Material
────────
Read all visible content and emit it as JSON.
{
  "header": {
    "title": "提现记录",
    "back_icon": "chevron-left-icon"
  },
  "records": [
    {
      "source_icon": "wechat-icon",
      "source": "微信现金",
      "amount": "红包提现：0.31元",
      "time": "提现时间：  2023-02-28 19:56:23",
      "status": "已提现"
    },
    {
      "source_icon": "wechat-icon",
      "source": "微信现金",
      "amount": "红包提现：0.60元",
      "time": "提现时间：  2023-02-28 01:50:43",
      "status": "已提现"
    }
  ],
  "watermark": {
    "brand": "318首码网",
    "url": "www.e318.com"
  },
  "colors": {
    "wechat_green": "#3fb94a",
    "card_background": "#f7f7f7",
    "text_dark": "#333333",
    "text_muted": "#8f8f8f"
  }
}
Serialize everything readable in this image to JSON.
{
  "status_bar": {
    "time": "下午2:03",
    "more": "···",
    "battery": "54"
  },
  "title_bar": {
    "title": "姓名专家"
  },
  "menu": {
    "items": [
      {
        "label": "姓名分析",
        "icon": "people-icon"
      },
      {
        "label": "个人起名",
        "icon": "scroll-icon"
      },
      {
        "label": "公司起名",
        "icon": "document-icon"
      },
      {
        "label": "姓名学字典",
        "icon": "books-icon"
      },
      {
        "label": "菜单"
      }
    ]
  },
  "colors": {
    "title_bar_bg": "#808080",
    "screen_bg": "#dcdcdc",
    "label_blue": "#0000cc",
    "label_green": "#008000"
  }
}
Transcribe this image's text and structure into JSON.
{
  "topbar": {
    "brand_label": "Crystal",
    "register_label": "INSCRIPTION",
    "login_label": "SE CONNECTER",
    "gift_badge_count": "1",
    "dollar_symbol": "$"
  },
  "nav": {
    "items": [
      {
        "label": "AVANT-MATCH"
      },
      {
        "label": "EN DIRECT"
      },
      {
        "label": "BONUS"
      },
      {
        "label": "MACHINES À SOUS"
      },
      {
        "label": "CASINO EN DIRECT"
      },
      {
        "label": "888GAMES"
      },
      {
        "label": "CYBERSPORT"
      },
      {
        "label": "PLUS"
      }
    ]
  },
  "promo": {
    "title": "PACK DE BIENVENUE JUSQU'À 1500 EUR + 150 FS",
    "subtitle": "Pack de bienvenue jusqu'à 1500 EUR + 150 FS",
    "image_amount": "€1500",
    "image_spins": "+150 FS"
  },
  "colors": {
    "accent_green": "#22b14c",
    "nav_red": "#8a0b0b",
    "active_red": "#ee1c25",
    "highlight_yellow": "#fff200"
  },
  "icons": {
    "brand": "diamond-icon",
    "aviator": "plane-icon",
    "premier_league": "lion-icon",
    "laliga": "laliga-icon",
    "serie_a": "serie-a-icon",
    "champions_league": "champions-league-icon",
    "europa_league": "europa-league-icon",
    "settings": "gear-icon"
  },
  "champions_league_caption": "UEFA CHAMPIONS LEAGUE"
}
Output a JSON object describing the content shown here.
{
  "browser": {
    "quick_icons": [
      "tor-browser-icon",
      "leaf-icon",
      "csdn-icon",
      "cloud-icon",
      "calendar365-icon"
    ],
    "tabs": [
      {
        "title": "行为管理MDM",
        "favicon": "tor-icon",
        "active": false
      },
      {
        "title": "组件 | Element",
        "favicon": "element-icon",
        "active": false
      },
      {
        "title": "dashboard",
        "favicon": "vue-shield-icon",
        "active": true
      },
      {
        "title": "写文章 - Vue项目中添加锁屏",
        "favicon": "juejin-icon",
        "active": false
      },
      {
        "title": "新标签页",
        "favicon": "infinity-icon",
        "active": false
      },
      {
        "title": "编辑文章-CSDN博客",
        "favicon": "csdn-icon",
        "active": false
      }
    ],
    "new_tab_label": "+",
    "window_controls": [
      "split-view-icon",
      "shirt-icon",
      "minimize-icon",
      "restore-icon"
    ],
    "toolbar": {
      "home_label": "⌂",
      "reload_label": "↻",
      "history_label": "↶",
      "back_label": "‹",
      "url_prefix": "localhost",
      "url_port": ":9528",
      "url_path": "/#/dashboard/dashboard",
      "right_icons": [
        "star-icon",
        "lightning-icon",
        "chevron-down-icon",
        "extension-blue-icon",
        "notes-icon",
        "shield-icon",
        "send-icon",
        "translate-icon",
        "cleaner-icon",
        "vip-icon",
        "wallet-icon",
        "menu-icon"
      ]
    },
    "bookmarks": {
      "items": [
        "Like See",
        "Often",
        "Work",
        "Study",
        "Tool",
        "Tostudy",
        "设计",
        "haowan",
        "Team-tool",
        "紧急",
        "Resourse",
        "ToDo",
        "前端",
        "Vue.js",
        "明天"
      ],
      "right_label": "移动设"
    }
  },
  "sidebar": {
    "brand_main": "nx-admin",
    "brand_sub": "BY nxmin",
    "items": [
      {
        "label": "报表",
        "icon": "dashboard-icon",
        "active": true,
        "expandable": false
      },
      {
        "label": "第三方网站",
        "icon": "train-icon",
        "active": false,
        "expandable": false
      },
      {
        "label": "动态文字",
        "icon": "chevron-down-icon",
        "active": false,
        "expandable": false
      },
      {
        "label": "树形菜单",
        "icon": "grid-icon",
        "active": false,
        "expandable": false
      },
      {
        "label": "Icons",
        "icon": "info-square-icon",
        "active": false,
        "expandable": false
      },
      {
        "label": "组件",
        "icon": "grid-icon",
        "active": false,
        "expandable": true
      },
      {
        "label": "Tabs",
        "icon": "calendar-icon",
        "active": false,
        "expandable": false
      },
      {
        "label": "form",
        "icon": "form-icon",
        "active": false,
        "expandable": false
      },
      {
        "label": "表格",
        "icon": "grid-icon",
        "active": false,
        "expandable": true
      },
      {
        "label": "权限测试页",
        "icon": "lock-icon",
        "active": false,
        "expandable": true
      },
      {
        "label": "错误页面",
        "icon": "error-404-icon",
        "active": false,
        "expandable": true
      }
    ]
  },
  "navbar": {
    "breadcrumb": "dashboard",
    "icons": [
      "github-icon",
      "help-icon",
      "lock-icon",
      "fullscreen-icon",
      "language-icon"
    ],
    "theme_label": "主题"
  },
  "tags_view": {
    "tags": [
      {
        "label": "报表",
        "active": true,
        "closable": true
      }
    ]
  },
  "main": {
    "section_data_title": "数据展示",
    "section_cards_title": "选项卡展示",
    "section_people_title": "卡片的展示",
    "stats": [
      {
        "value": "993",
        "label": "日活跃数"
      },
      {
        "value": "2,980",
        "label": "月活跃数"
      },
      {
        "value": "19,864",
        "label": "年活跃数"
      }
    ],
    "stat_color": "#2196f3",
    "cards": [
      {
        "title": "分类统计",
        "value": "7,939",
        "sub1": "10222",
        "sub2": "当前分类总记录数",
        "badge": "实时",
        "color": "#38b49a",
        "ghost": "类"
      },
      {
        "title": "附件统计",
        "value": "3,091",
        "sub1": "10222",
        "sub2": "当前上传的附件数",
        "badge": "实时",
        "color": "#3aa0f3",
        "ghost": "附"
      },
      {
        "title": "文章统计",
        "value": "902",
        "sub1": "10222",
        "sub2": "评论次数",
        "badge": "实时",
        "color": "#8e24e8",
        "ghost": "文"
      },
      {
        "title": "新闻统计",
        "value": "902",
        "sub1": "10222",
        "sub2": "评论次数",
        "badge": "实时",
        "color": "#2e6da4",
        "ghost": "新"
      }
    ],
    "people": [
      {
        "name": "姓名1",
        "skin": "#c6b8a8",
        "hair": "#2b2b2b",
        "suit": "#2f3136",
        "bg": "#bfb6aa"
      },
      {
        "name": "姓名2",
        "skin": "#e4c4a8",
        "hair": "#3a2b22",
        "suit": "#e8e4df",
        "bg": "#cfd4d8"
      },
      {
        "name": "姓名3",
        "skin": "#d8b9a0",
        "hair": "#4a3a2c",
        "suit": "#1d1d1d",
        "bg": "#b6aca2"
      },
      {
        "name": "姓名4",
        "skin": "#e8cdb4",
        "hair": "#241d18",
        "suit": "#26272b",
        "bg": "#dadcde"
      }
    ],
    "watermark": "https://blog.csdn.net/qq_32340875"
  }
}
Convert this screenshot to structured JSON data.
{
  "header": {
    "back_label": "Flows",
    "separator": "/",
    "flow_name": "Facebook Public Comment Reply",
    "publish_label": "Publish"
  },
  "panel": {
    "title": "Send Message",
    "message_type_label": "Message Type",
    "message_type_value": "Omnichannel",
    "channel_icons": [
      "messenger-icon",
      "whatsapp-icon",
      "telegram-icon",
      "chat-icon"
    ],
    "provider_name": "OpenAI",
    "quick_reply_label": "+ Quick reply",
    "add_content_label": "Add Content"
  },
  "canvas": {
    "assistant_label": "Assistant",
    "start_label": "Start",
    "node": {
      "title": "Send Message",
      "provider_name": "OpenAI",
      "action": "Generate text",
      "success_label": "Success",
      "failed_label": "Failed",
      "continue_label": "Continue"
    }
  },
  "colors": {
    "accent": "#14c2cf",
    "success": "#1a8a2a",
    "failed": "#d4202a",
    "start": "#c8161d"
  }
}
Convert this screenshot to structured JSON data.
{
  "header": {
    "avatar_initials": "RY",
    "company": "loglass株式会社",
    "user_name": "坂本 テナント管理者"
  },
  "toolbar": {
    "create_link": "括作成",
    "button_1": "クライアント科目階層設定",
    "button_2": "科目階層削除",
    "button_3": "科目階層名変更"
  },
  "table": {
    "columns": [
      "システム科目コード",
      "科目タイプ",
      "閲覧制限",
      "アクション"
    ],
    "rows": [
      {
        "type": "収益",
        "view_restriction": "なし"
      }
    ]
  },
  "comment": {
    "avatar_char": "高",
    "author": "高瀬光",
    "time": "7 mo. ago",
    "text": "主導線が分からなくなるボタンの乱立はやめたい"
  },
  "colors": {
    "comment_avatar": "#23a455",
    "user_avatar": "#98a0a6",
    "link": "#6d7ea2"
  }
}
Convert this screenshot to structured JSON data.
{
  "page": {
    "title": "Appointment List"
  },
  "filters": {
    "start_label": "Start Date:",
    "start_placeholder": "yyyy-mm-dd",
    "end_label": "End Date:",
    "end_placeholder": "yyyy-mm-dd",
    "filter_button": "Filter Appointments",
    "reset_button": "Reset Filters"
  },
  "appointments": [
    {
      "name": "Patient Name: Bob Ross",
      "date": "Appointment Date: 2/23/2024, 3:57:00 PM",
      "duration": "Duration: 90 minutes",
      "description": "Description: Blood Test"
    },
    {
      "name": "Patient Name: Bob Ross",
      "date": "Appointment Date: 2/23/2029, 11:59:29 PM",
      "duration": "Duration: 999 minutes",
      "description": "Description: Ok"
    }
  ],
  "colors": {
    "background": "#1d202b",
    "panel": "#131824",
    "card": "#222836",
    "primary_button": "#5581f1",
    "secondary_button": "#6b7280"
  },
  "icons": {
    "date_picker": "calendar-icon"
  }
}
────────
What you have to do
Return every line holding the word "Duration" from the records.

Finished answer
      "duration": "Duration: 90 minutes",
      "duration": "Duration: 999 minutes",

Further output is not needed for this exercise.